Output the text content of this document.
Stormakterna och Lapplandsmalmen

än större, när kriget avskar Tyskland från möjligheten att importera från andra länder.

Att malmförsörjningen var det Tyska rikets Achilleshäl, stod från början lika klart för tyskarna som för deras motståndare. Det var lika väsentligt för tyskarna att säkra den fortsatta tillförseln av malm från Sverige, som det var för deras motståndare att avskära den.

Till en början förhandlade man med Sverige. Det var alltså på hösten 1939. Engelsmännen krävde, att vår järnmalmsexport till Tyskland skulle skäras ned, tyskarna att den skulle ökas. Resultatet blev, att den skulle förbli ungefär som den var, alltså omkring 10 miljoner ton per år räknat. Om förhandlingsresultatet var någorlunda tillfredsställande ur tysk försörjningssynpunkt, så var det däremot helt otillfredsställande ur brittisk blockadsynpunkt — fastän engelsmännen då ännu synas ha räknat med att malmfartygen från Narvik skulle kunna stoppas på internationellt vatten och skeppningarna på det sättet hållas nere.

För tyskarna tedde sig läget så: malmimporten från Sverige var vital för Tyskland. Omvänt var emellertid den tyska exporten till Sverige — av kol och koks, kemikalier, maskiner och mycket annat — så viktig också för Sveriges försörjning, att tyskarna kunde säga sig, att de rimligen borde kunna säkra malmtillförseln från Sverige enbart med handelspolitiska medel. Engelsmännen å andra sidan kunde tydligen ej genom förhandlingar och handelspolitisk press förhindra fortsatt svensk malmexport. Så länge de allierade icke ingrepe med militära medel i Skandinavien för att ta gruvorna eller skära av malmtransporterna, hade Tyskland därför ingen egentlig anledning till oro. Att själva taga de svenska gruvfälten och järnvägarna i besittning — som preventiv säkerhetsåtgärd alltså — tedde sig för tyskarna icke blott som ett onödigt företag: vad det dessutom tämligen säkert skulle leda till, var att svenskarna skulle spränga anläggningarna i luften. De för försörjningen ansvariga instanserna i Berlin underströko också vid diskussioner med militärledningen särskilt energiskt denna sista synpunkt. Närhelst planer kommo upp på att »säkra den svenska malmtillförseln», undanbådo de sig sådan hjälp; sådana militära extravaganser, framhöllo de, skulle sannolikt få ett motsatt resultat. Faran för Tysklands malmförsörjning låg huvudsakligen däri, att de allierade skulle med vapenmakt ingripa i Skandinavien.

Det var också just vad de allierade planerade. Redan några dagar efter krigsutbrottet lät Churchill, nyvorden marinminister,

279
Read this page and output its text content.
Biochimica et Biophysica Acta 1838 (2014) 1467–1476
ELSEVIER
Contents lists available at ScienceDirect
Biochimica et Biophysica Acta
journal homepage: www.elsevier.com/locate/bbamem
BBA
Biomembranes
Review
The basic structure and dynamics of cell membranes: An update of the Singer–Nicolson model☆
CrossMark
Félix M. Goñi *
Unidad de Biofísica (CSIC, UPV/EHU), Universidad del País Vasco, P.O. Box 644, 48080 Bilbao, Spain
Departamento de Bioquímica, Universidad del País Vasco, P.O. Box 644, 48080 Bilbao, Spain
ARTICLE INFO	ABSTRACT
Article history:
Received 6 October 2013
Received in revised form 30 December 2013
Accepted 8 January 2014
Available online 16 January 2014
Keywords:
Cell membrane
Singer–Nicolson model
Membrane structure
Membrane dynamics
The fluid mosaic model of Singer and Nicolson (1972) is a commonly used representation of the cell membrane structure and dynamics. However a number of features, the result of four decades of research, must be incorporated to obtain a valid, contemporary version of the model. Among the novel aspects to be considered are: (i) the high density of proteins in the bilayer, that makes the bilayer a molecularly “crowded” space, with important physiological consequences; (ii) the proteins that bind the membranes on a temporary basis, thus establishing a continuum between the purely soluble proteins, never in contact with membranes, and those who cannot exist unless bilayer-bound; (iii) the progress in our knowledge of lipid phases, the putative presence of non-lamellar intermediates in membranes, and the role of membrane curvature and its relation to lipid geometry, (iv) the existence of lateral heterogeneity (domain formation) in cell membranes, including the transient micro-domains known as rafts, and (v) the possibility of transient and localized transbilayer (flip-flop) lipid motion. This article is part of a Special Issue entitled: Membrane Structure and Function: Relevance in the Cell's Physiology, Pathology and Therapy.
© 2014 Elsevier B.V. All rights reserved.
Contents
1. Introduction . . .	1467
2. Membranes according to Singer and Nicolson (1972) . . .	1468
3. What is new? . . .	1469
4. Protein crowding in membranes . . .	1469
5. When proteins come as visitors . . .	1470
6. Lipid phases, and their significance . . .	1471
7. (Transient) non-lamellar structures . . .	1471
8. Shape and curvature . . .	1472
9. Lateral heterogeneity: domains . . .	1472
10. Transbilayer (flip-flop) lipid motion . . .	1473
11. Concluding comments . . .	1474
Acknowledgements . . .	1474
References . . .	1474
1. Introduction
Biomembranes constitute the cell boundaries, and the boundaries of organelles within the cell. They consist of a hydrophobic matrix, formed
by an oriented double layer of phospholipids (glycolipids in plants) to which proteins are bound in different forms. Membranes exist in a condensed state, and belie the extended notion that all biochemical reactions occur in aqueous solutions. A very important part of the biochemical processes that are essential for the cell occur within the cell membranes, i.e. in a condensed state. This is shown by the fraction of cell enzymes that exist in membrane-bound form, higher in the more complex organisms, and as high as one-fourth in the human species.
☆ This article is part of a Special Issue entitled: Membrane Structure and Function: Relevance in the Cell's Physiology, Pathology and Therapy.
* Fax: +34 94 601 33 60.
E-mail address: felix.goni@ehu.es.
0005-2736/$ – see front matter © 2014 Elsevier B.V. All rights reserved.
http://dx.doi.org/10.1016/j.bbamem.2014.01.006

- _What the task requires_
When a line contains the string "January", count that line; once every line of the records has been checked, state the count alone.

- _Output of the exercise_
2